** start **
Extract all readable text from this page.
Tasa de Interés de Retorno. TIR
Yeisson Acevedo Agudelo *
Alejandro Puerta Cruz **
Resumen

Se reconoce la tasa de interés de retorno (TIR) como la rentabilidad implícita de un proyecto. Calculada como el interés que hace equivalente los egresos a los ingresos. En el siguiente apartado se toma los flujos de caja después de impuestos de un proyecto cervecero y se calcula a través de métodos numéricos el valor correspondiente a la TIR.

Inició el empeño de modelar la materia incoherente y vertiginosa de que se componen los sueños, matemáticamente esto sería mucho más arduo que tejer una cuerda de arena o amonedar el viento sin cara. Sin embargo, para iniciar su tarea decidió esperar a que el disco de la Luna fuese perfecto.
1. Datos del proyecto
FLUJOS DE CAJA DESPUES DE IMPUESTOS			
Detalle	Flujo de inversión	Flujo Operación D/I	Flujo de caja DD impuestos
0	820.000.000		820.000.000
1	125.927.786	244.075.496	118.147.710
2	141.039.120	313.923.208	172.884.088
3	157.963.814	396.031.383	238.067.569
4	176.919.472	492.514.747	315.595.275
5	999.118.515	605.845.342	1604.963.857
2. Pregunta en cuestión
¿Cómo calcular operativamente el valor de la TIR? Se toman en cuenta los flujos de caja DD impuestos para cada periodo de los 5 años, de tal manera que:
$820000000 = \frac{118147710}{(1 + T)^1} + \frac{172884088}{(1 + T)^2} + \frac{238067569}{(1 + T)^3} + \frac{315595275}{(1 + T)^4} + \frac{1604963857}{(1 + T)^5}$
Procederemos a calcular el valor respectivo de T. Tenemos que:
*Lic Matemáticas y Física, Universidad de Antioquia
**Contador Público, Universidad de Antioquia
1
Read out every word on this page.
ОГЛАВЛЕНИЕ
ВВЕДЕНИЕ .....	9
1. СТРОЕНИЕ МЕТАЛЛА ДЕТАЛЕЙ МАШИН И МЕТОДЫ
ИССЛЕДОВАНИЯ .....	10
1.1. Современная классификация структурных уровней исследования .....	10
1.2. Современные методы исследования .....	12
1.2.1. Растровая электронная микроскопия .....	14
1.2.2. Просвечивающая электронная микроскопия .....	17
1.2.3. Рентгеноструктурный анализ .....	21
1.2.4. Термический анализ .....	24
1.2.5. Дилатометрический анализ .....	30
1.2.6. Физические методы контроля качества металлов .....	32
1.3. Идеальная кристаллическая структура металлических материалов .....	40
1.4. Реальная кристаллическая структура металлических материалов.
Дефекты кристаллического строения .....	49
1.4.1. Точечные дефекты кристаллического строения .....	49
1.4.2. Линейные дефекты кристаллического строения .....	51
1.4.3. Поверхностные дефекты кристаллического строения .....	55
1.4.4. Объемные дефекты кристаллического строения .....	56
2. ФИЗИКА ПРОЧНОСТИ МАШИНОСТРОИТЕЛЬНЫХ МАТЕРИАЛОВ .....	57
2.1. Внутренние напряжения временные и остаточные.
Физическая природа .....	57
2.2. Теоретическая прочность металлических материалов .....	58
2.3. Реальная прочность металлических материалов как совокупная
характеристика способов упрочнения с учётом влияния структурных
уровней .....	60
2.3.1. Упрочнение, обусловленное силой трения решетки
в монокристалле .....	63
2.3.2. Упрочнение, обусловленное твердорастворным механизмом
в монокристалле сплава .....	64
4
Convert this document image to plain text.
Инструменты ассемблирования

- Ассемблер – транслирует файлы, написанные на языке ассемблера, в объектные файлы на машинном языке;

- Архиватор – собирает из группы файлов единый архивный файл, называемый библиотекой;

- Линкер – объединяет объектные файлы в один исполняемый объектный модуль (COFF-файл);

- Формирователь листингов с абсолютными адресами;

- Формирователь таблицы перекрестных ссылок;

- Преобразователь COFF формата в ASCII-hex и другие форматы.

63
** end **
- [Set task]: Give every line of the material that includes the string "text".

- [Complete output]:
Extract all readable text from this page.
Convert this document image to plain text.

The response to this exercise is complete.